#### Your tasks
**A)** In the passage on effect sizes, why did the p-value tell the human resources director only part of the story? Answer in one to three sentences.
**B)** Can you repeat the records word for word, starting at their first line and ending at the line that contains "candle-body bbox=[526, 453, 531, 463]", with both of those lines included?

#### Extracted text

>> BEGIN

A university implemented a new workplace wellness program for its administrative staff, featuring mindfulness training, ergonomic assessments, and flexible break schedules. After six months, the human resources director conducted a survey measuring job satisfaction scores before and after the intervention. The t-test showed a statistically significant difference (p = 0.032), and she proudly announced the program’s “success” to the administration.
However, when the department chair asked, “But how much did satisfaction actually improve?”, she realized the p-value only told part of the story. Statistical significance indicates that an effect likely exists, but it doesn’t reveal whether that effect is trivial, moderate, or substantial. With 200 employees in the study, even a tiny improvement could be “statistically significant” but practically meaningless.
This is where effect sizes become essential. They quantify the magnitude of differences or relationships, allowing researchers to communicate not just whether something works, but how well it works—information crucial for making informed decisions about interventions, policies, and resource allocation.
Effect size is a quantitative measure of the magnitude of a phenomenon. Unlike p-values, which tell us the probability of observing our data if the null hypothesis were true, effect sizes tell us the strength or magnitude of the relationship or difference we’ve found.

>> END

#### Records provided
>> BEGIN

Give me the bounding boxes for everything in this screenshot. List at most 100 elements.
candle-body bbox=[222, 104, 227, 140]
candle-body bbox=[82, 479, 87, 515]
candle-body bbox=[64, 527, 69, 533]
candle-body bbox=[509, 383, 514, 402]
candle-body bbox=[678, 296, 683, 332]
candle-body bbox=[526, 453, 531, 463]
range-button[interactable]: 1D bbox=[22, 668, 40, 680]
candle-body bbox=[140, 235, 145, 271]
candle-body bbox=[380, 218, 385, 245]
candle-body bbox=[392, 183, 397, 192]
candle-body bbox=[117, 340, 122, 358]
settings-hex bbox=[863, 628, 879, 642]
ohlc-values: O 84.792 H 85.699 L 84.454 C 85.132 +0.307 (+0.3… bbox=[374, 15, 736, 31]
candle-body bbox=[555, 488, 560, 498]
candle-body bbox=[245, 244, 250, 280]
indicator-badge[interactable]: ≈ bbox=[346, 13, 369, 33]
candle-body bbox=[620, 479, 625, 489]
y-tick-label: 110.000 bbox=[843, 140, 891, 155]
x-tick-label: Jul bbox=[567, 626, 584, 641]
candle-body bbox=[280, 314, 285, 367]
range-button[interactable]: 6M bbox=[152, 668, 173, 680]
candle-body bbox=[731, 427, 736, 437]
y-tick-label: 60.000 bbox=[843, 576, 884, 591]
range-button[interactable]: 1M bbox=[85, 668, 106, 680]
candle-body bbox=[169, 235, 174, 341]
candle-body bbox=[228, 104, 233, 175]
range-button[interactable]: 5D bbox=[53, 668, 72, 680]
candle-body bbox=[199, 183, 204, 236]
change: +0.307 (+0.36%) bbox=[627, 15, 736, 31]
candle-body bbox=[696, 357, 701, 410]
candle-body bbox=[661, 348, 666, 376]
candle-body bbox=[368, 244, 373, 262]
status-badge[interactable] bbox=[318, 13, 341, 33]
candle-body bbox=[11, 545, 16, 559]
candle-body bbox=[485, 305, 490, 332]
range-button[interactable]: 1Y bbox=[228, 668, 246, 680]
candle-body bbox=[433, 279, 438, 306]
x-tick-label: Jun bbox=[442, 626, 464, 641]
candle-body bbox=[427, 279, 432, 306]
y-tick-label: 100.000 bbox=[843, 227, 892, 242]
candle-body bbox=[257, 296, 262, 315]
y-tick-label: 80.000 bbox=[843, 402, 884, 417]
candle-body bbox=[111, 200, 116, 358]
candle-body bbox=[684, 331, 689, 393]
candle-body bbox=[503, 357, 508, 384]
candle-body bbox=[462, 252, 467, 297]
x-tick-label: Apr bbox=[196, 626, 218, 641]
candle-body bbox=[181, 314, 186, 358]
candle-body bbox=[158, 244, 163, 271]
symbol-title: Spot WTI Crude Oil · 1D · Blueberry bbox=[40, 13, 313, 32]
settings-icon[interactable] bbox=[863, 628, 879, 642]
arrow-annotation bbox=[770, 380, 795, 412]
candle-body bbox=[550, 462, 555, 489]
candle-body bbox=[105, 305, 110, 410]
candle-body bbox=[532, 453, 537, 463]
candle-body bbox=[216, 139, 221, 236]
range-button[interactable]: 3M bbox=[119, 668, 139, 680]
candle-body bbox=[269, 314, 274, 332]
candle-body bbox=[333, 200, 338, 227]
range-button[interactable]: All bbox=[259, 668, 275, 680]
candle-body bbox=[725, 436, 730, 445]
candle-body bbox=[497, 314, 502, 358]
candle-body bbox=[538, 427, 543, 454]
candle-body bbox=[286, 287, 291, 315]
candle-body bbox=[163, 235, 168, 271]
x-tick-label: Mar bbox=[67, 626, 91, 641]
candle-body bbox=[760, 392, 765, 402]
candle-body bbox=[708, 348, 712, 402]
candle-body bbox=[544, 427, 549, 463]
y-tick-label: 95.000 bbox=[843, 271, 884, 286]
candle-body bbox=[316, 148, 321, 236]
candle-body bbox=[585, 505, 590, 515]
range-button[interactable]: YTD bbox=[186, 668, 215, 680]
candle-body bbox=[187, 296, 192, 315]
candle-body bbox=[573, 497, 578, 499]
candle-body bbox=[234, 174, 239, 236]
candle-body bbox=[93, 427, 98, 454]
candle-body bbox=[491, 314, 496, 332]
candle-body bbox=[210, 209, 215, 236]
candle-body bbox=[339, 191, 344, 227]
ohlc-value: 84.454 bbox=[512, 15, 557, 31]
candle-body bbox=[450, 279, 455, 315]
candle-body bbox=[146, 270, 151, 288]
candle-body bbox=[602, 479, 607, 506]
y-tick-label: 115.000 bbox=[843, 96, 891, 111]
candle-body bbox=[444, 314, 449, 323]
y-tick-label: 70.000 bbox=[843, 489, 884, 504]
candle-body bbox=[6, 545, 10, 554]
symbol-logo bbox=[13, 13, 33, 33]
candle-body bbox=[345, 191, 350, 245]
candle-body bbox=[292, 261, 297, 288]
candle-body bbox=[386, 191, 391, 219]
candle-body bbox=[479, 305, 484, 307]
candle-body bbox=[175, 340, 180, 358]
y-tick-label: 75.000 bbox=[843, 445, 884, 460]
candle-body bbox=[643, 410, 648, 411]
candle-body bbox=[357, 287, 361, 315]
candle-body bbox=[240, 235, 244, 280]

>> END

#### Task-by-task results
**A)** Statistical significance shows that an effect likely exists, but it doesn't show whether that effect is trivial, moderate, or substantial. With 200 employees in the study, even a tiny improvement in satisfaction could be statistically significant yet practically meaningless.

**B)**
Give me the bounding boxes for everything in this screenshot. List at most 100 elements.
candle-body bbox=[222, 104, 227, 140]
candle-body bbox=[82, 479, 87, 515]
candle-body bbox=[64, 527, 69, 533]
candle-body bbox=[509, 383, 514, 402]
candle-body bbox=[678, 296, 683, 332]
candle-body bbox=[526, 453, 531, 463]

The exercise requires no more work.